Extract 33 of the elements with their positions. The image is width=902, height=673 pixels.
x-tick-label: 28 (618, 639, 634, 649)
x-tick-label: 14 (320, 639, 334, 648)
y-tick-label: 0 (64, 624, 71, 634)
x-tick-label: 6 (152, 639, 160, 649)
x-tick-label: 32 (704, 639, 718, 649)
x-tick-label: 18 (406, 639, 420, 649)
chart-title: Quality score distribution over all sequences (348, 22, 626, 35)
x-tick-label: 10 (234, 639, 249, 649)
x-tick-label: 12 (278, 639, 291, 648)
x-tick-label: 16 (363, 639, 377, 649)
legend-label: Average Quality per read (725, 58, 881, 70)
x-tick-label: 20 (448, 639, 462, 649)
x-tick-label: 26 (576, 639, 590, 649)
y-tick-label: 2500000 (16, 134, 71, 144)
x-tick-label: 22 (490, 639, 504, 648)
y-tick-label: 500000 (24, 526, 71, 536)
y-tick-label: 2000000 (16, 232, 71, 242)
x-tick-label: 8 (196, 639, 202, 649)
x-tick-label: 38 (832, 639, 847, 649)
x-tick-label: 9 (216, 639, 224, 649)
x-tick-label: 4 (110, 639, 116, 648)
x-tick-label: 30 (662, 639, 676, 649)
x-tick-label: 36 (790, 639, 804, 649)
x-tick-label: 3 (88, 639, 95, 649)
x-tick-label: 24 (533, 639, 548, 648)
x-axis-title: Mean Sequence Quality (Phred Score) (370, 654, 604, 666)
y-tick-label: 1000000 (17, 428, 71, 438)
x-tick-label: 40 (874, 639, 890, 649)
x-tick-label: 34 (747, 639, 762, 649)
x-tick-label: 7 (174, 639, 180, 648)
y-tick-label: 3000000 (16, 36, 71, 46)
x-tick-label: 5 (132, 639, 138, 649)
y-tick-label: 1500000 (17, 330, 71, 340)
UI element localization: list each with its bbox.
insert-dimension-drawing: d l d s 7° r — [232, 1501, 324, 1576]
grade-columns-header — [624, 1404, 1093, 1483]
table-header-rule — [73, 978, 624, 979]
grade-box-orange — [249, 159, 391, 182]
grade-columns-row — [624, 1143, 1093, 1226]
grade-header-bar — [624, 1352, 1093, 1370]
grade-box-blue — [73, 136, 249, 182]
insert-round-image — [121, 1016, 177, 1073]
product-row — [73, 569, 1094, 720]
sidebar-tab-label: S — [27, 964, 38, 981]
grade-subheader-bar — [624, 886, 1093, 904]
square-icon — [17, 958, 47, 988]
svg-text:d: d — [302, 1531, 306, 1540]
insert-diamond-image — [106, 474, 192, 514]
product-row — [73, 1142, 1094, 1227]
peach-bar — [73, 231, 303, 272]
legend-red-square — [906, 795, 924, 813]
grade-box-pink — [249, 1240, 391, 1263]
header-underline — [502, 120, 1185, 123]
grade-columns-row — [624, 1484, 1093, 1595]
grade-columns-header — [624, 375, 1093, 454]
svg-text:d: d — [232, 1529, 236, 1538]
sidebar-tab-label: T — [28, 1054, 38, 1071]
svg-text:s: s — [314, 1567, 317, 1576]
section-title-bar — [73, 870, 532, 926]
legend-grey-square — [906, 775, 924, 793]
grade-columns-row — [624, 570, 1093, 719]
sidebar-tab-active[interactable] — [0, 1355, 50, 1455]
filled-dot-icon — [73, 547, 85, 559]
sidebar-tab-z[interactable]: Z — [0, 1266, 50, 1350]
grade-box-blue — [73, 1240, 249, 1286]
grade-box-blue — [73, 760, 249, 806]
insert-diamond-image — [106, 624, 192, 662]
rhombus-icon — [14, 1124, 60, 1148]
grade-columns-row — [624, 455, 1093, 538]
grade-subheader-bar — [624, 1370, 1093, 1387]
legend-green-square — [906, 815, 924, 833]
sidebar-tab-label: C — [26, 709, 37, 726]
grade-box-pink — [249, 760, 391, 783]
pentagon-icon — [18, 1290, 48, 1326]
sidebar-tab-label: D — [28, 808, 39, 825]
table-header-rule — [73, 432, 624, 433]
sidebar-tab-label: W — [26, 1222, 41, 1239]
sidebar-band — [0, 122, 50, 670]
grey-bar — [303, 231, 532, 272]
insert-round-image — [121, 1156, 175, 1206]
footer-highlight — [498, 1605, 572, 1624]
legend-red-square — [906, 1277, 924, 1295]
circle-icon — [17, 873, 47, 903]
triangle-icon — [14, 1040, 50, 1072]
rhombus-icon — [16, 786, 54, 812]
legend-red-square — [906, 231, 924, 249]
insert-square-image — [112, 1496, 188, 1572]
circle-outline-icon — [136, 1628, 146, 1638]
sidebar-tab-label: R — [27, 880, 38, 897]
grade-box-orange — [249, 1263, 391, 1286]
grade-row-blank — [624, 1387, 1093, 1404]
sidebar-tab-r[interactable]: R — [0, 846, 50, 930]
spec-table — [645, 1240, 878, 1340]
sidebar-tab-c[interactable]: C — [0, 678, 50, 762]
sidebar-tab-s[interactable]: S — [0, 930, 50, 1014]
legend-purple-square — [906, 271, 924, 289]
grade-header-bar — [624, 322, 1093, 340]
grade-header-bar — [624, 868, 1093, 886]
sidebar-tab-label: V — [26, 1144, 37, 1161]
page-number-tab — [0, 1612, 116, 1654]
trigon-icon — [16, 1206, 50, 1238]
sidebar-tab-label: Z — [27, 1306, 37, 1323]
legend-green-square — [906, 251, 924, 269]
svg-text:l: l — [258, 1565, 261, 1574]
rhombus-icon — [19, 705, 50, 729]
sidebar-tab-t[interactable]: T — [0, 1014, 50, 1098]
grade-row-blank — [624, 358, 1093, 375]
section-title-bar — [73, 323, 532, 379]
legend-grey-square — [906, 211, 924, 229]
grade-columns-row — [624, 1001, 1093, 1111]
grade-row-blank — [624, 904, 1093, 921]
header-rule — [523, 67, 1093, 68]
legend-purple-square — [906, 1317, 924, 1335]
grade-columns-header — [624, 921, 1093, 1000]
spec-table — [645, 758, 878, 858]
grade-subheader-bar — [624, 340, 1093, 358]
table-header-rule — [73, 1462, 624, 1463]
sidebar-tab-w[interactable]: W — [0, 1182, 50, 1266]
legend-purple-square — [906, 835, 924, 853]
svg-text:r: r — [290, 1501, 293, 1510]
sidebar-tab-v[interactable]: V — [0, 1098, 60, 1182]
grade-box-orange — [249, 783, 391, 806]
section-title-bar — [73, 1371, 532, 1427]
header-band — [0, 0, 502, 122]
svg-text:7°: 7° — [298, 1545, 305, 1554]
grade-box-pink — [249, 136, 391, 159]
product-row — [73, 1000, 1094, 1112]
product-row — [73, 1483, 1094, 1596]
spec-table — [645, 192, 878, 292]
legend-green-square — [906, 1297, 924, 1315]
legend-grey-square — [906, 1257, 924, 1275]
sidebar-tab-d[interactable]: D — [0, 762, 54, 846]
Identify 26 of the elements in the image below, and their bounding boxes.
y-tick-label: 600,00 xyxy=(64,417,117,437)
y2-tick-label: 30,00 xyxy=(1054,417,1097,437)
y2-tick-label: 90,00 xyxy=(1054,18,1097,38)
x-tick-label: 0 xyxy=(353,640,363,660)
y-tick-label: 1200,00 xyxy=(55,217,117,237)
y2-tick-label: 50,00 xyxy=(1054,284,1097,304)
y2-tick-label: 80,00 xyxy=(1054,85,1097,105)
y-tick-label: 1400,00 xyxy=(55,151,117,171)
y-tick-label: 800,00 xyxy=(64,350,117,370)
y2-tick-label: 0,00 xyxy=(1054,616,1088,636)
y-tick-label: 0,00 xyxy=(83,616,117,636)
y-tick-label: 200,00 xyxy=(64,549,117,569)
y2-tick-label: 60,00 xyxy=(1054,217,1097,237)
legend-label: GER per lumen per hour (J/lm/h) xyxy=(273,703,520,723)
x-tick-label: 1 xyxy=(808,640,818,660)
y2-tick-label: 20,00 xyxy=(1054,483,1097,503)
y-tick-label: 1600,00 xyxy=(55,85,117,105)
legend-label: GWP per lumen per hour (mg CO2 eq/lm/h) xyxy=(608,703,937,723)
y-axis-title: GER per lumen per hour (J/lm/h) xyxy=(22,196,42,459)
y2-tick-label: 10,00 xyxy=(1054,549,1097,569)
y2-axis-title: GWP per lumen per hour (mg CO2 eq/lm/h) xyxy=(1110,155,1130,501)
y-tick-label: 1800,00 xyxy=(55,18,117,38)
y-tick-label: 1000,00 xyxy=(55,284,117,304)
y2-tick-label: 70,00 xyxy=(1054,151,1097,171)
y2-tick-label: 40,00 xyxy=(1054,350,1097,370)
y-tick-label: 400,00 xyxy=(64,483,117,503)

§ Problem statement:
Rewrite the data from its first line through the line holding "x-tick-label: 18 (406, 639, 420, 649)", inclusive, replacing "x-tick-label" with "x-axis-tick" and keeping everything else unchanged.

§ Solution for this problem:
Extract 33 of the elements with their positions. The image is width=902, height=673 pixels.
x-axis-tick: 28 (618, 639, 634, 649)
x-axis-tick: 14 (320, 639, 334, 648)
y-tick-label: 0 (64, 624, 71, 634)
x-axis-tick: 6 (152, 639, 160, 649)
x-axis-tick: 32 (704, 639, 718, 649)
x-axis-tick: 18 (406, 639, 420, 649)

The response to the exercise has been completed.